Exercise materials -

** start **

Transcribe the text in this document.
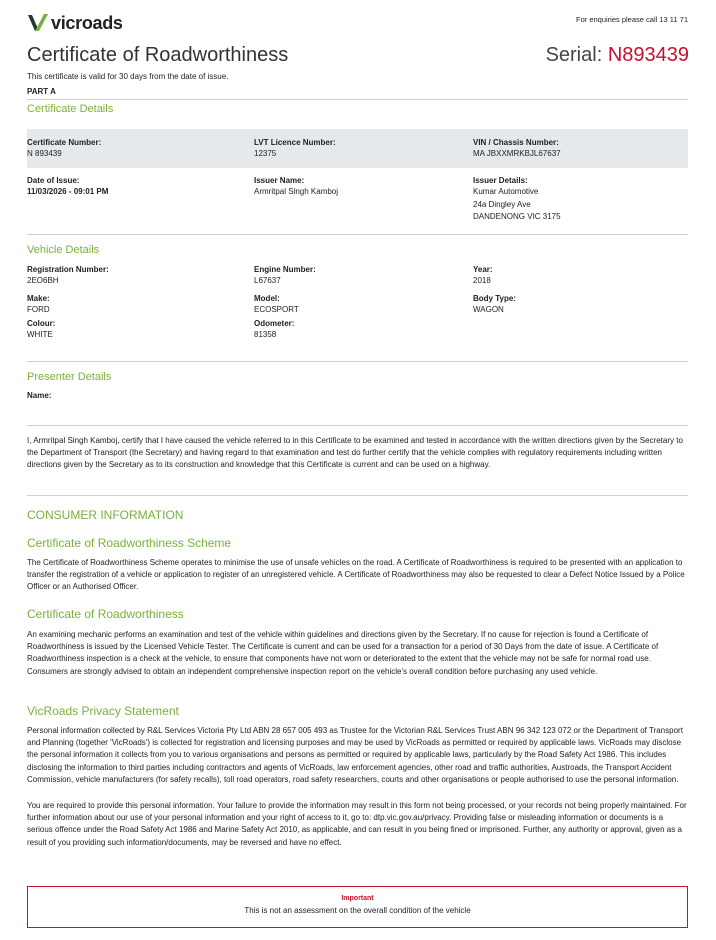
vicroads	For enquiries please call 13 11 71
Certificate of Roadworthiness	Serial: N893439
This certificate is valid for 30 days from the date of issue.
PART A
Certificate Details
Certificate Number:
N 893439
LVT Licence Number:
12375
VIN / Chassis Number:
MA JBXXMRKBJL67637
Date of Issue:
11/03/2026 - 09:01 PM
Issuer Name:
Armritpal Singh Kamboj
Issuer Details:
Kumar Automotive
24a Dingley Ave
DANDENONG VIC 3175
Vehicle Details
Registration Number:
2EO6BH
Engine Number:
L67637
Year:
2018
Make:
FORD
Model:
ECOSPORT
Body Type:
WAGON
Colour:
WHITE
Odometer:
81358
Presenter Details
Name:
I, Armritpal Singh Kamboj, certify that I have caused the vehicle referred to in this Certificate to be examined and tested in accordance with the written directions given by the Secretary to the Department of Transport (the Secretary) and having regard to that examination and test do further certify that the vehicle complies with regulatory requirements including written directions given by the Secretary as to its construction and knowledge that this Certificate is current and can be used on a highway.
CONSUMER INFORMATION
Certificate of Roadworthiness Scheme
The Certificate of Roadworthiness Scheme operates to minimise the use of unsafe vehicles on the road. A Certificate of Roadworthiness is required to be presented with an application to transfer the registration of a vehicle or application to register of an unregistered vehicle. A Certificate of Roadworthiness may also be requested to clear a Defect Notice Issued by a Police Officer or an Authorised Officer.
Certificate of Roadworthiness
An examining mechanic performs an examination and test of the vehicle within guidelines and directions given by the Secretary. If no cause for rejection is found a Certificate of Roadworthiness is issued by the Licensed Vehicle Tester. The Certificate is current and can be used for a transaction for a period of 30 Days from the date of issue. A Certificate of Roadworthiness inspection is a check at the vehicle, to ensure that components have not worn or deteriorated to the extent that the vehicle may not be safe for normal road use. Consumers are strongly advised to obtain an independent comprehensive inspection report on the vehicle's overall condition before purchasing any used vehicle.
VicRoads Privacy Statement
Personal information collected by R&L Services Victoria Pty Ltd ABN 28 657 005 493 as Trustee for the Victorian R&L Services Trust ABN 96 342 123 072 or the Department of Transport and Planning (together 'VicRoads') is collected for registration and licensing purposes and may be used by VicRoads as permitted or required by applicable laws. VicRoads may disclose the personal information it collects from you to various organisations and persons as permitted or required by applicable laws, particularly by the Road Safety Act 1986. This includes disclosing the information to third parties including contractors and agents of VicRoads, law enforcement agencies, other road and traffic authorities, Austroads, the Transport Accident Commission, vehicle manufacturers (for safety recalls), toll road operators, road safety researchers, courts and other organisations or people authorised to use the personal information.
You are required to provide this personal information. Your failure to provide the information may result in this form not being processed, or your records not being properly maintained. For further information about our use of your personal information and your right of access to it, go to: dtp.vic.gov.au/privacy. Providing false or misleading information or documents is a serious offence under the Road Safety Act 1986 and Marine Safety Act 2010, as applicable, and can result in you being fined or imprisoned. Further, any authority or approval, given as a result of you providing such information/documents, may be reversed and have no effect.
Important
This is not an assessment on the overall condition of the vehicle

** end **

Using the listing above, list every line in which the string "Details" occurs.

Certificate Details
Issuer Details:
Vehicle Details
Presenter Details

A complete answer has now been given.